DATA FOR PROCESSING
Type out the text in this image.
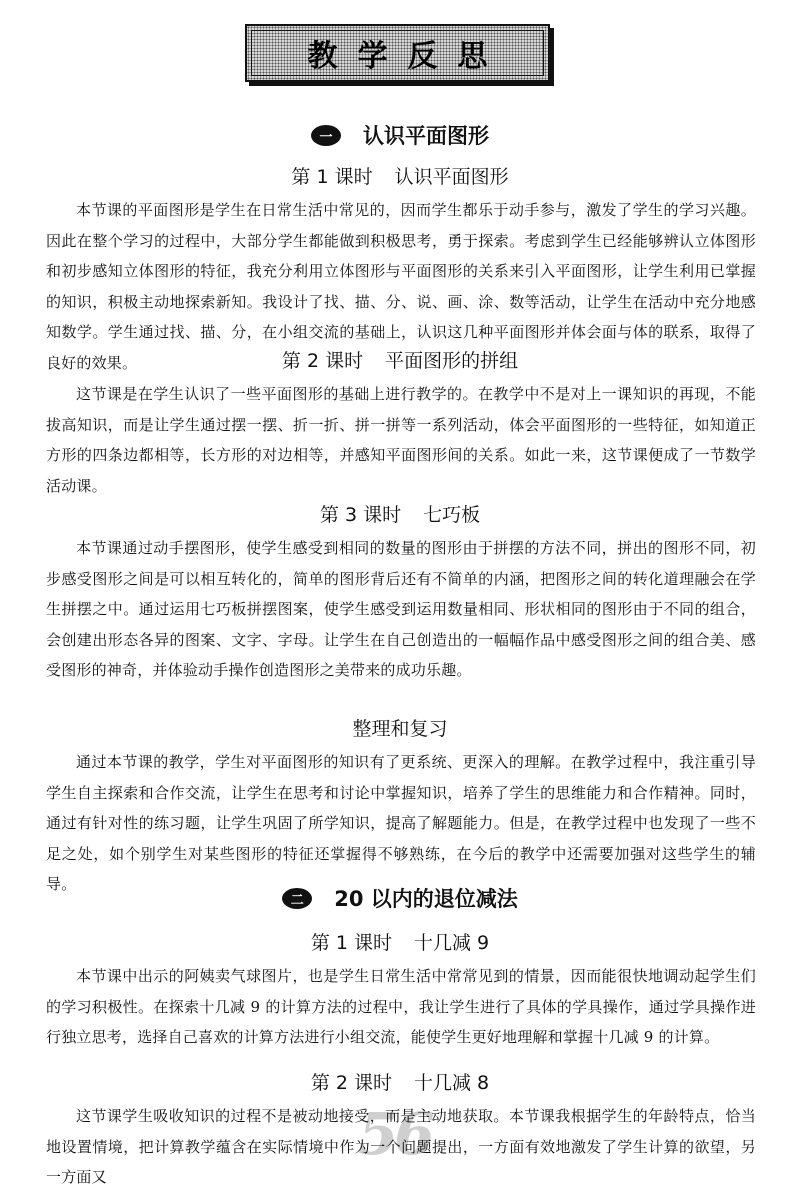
教学反思
56
一	认识平面图形
第 1 课时 认识平面图形
本节课的平面图形是学生在日常生活中常见的，因而学生都乐于动手参与，激发了学生的学习兴趣。因此在整个学习的过程中，大部分学生都能做到积极思考，勇于探索。考虑到学生已经能够辨认立体图形和初步感知立体图形的特征，我充分利用立体图形与平面图形的关系来引入平面图形，让学生利用已掌握的知识，积极主动地探索新知。我设计了找、描、分、说、画、涂、数等活动，让学生在活动中充分地感知数学。学生通过找、描、分，在小组交流的基础上，认识这几种平面图形并体会面与体的联系，取得了良好的效果。	第 2 课时 平面图形的拼组
这节课是在学生认识了一些平面图形的基础上进行教学的。在教学中不是对上一课知识的再现，不能拔高知识，而是让学生通过摆一摆、折一折、拼一拼等一系列活动，体会平面图形的一些特征，如知道正方形的四条边都相等，长方形的对边相等，并感知平面图形间的关系。如此一来，这节课便成了一节数学活动课。
第 3 课时 七巧板
本节课通过动手摆图形，使学生感受到相同的数量的图形由于拼摆的方法不同，拼出的图形不同，初步感受图形之间是可以相互转化的，简单的图形背后还有不简单的内涵，把图形之间的转化道理融会在学生拼摆之中。通过运用七巧板拼摆图案，使学生感受到运用数量相同、形状相同的图形由于不同的组合，会创建出形态各异的图案、文字、字母。让学生在自己创造出的一幅幅作品中感受图形之间的组合美、感受图形的神奇，并体验动手操作创造图形之美带来的成功乐趣。
整理和复习
通过本节课的教学，学生对平面图形的知识有了更系统、更深入的理解。在教学过程中，我注重引导学生自主探索和合作交流，让学生在思考和讨论中掌握知识，培养了学生的思维能力和合作精神。同时，通过有针对性的练习题，让学生巩固了所学知识，提高了解题能力。但是，在教学过程中也发现了一些不足之处，如个别学生对某些图形的特征还掌握得不够熟练，在今后的教学中还需要加强对这些学生的辅导。
二	20 以内的退位减法
第 1 课时 十几减 9
本节课中出示的阿姨卖气球图片，也是学生日常生活中常常见到的情景，因而能很快地调动起学生们的学习积极性。在探索十几减 9 的计算方法的过程中，我让学生进行了具体的学具操作，通过学具操作进行独立思考，选择自己喜欢的计算方法进行小组交流，能使学生更好地理解和掌握十几减 9 的计算。
第 2 课时 十几减 8
这节课学生吸收知识的过程不是被动地接受，而是主动地获取。本节课我根据学生的年龄特点，恰当地设置情境，把计算教学蕴含在实际情境中作为一个问题提出，一方面有效地激发了学生计算的欲望，另一方面又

TASK REQUIREMENTS
Please repeat the entries exactly. Do not include the pictures.

RESULT
Type out the text in this image.
教学反思
56
一	认识平面图形
第 1 课时 认识平面图形
本节课的平面图形是学生在日常生活中常见的，因而学生都乐于动手参与，激发了学生的学习兴趣。因此在整个学习的过程中，大部分学生都能做到积极思考，勇于探索。考虑到学生已经能够辨认立体图形和初步感知立体图形的特征，我充分利用立体图形与平面图形的关系来引入平面图形，让学生利用已掌握的知识，积极主动地探索新知。我设计了找、描、分、说、画、涂、数等活动，让学生在活动中充分地感知数学。学生通过找、描、分，在小组交流的基础上，认识这几种平面图形并体会面与体的联系，取得了良好的效果。	第 2 课时 平面图形的拼组
这节课是在学生认识了一些平面图形的基础上进行教学的。在教学中不是对上一课知识的再现，不能拔高知识，而是让学生通过摆一摆、折一折、拼一拼等一系列活动，体会平面图形的一些特征，如知道正方形的四条边都相等，长方形的对边相等，并感知平面图形间的关系。如此一来，这节课便成了一节数学活动课。
第 3 课时 七巧板
本节课通过动手摆图形，使学生感受到相同的数量的图形由于拼摆的方法不同，拼出的图形不同，初步感受图形之间是可以相互转化的，简单的图形背后还有不简单的内涵，把图形之间的转化道理融会在学生拼摆之中。通过运用七巧板拼摆图案，使学生感受到运用数量相同、形状相同的图形由于不同的组合，会创建出形态各异的图案、文字、字母。让学生在自己创造出的一幅幅作品中感受图形之间的组合美、感受图形的神奇，并体验动手操作创造图形之美带来的成功乐趣。
整理和复习
通过本节课的教学，学生对平面图形的知识有了更系统、更深入的理解。在教学过程中，我注重引导学生自主探索和合作交流，让学生在思考和讨论中掌握知识，培养了学生的思维能力和合作精神。同时，通过有针对性的练习题，让学生巩固了所学知识，提高了解题能力。但是，在教学过程中也发现了一些不足之处，如个别学生对某些图形的特征还掌握得不够熟练，在今后的教学中还需要加强对这些学生的辅导。
二	20 以内的退位减法
第 1 课时 十几减 9
本节课中出示的阿姨卖气球图片，也是学生日常生活中常常见到的情景，因而能很快地调动起学生们的学习积极性。在探索十几减 9 的计算方法的过程中，我让学生进行了具体的学具操作，通过学具操作进行独立思考，选择自己喜欢的计算方法进行小组交流，能使学生更好地理解和掌握十几减 9 的计算。
第 2 课时 十几减 8
这节课学生吸收知识的过程不是被动地接受，而是主动地获取。本节课我根据学生的年龄特点，恰当地设置情境，把计算教学蕴含在实际情境中作为一个问题提出，一方面有效地激发了学生计算的欲望，另一方面又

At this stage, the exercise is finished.